* TASK REQUIREMENTS
Copy every one of the following lines without changing a single character.
####################
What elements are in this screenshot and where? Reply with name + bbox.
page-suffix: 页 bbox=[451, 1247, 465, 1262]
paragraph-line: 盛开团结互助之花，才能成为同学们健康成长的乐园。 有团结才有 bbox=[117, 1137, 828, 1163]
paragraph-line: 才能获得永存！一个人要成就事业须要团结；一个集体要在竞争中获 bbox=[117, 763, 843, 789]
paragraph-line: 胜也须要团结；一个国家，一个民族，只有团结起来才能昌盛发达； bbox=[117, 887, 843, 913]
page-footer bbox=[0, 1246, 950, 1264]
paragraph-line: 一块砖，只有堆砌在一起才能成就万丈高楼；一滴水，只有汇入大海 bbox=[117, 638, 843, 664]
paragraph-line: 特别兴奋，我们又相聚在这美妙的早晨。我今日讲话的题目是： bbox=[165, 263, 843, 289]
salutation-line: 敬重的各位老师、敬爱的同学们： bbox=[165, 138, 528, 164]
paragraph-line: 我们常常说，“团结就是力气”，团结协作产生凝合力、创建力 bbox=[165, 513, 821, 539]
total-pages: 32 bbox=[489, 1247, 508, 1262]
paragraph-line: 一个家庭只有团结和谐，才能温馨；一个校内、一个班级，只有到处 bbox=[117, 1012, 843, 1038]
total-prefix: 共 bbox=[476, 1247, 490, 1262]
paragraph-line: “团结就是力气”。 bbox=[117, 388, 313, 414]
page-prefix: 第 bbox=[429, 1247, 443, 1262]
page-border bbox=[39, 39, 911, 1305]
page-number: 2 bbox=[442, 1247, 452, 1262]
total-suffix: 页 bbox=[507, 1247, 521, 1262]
####################
* OUTPUT FOR THIS TASK
What elements are in this screenshot and where? Reply with name + bbox.
page-suffix: 页 bbox=[451, 1247, 465, 1262]
paragraph-line: 盛开团结互助之花，才能成为同学们健康成长的乐园。 有团结才有 bbox=[117, 1137, 828, 1163]
paragraph-line: 才能获得永存！一个人要成就事业须要团结；一个集体要在竞争中获 bbox=[117, 763, 843, 789]
paragraph-line: 胜也须要团结；一个国家，一个民族，只有团结起来才能昌盛发达； bbox=[117, 887, 843, 913]
page-footer bbox=[0, 1246, 950, 1264]
paragraph-line: 一块砖，只有堆砌在一起才能成就万丈高楼；一滴水，只有汇入大海 bbox=[117, 638, 843, 664]
paragraph-line: 特别兴奋，我们又相聚在这美妙的早晨。我今日讲话的题目是： bbox=[165, 263, 843, 289]
salutation-line: 敬重的各位老师、敬爱的同学们： bbox=[165, 138, 528, 164]
paragraph-line: 我们常常说，“团结就是力气”，团结协作产生凝合力、创建力 bbox=[165, 513, 821, 539]
total-pages: 32 bbox=[489, 1247, 508, 1262]
paragraph-line: 一个家庭只有团结和谐，才能温馨；一个校内、一个班级，只有到处 bbox=[117, 1012, 843, 1038]
total-prefix: 共 bbox=[476, 1247, 490, 1262]
paragraph-line: “团结就是力气”。 bbox=[117, 388, 313, 414]
page-prefix: 第 bbox=[429, 1247, 443, 1262]
page-border bbox=[39, 39, 911, 1305]
page-number: 2 bbox=[442, 1247, 452, 1262]
total-suffix: 页 bbox=[507, 1247, 521, 1262]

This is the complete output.